GOAL:
Work out how many lines of the listing hold "Götaland", then state only that count.

··· GIVEN ENTRIES ···

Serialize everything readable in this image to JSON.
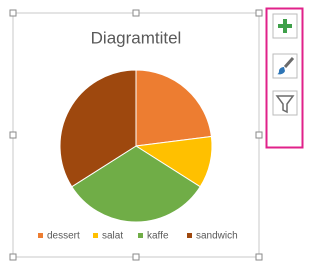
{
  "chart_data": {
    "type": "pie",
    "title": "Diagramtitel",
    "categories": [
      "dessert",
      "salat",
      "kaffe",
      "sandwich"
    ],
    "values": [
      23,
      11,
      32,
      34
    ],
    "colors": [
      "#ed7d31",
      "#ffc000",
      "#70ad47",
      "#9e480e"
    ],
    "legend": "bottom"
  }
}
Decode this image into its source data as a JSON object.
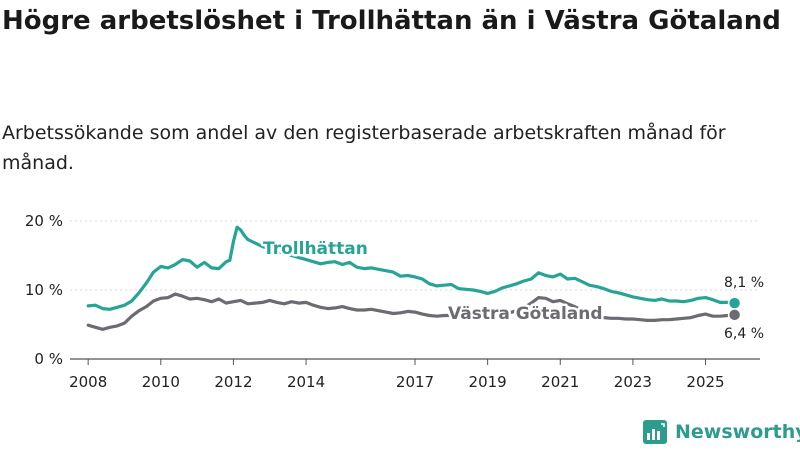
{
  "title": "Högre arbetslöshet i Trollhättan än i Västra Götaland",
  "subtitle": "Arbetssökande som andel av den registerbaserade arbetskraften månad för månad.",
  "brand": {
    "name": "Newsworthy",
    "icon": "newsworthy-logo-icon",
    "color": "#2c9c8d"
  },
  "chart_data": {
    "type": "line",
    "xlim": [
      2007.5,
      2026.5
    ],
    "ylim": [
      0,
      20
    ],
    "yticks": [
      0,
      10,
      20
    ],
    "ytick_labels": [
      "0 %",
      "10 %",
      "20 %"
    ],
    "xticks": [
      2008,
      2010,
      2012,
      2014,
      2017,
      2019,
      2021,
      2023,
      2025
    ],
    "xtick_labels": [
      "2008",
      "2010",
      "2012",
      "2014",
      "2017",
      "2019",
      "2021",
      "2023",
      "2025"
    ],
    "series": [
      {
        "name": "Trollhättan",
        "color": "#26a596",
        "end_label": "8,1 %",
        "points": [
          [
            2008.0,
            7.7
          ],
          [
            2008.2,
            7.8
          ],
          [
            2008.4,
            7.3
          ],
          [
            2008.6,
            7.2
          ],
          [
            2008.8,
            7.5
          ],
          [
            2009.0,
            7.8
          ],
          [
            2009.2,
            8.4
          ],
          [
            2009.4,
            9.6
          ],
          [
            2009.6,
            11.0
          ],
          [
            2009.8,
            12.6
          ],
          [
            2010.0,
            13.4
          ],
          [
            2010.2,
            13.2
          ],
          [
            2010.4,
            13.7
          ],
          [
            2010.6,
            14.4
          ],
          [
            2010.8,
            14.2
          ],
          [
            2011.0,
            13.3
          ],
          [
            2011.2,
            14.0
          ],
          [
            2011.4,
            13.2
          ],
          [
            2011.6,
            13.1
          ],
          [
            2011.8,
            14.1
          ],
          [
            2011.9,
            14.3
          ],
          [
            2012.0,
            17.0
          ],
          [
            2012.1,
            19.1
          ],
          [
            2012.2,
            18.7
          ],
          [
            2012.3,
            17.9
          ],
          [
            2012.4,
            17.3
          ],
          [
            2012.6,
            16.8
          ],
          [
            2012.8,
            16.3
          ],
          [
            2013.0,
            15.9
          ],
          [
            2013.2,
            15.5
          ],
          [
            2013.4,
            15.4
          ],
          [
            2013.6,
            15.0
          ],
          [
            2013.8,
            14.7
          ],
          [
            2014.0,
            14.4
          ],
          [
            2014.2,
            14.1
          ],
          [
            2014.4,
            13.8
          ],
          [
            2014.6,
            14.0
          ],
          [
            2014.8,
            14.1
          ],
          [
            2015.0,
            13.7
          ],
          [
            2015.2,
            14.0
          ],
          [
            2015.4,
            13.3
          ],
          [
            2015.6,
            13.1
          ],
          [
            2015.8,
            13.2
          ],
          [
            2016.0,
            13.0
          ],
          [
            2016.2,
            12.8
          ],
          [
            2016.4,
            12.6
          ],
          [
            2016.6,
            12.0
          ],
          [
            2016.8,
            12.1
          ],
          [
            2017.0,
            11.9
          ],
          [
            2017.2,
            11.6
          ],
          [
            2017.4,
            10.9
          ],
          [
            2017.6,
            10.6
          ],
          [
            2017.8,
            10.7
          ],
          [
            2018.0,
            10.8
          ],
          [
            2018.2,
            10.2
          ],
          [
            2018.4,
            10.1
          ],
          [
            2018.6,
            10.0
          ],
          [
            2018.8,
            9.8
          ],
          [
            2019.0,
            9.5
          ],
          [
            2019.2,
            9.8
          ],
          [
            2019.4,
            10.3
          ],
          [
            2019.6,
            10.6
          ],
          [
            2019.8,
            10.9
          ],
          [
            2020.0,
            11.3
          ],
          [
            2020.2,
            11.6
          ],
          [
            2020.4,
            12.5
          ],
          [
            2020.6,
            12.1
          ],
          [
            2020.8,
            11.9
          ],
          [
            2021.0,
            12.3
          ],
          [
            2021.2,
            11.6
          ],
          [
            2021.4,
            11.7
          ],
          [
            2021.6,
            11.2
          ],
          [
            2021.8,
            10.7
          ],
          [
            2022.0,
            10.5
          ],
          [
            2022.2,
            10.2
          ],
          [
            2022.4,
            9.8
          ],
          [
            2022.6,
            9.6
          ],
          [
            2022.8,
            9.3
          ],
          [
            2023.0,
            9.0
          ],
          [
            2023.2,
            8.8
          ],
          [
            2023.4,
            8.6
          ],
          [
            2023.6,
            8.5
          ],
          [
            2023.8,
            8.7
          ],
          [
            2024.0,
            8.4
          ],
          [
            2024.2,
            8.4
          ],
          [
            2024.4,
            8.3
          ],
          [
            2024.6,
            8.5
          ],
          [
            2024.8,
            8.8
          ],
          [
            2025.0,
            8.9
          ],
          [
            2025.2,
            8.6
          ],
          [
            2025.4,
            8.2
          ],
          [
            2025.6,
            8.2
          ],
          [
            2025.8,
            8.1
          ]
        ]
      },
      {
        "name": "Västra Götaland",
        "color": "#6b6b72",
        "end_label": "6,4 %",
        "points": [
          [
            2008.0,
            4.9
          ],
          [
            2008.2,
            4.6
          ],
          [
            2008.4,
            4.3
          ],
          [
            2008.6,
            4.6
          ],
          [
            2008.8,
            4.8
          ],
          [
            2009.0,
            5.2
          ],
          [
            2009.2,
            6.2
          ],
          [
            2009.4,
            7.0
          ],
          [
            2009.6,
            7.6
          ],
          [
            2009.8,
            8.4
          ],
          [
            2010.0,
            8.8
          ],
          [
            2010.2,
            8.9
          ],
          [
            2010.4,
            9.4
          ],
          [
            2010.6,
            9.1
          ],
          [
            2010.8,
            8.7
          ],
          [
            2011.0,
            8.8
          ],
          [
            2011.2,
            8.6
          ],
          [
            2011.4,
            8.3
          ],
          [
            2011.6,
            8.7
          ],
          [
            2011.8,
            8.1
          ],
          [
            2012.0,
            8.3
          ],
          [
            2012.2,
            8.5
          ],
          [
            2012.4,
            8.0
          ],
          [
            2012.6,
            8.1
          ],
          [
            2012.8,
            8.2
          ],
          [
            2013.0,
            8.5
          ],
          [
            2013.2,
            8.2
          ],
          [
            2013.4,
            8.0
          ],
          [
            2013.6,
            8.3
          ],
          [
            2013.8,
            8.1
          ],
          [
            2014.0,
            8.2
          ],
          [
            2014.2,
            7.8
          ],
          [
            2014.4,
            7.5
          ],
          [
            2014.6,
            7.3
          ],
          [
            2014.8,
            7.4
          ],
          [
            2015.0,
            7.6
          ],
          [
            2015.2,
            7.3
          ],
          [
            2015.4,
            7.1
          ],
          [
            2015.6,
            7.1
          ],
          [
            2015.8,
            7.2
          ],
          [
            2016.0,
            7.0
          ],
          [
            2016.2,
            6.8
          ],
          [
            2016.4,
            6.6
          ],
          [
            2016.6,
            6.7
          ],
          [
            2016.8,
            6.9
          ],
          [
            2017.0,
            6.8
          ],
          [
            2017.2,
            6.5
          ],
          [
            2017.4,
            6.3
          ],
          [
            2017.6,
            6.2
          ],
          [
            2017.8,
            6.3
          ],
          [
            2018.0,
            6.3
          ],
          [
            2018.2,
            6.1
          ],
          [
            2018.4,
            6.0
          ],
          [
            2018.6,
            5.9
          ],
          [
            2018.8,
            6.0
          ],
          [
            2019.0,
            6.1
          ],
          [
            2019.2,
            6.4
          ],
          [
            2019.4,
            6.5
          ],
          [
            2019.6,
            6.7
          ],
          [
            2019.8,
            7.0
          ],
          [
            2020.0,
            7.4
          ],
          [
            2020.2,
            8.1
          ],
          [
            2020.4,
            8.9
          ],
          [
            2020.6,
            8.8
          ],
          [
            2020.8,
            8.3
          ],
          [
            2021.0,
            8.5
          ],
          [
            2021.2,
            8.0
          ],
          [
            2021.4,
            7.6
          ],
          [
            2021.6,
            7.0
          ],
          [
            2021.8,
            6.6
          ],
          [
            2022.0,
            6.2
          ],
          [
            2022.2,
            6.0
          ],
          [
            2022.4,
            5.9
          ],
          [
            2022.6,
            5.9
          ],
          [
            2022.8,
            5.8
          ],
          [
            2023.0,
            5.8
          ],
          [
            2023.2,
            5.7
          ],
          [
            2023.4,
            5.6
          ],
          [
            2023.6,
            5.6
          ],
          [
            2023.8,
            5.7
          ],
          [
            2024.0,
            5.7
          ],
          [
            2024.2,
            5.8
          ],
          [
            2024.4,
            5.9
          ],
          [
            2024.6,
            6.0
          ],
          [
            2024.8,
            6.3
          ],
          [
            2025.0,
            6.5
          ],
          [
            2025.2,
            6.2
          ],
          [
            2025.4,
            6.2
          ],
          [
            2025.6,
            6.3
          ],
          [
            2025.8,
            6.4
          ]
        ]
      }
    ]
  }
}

···

ANSWER BELOW:
2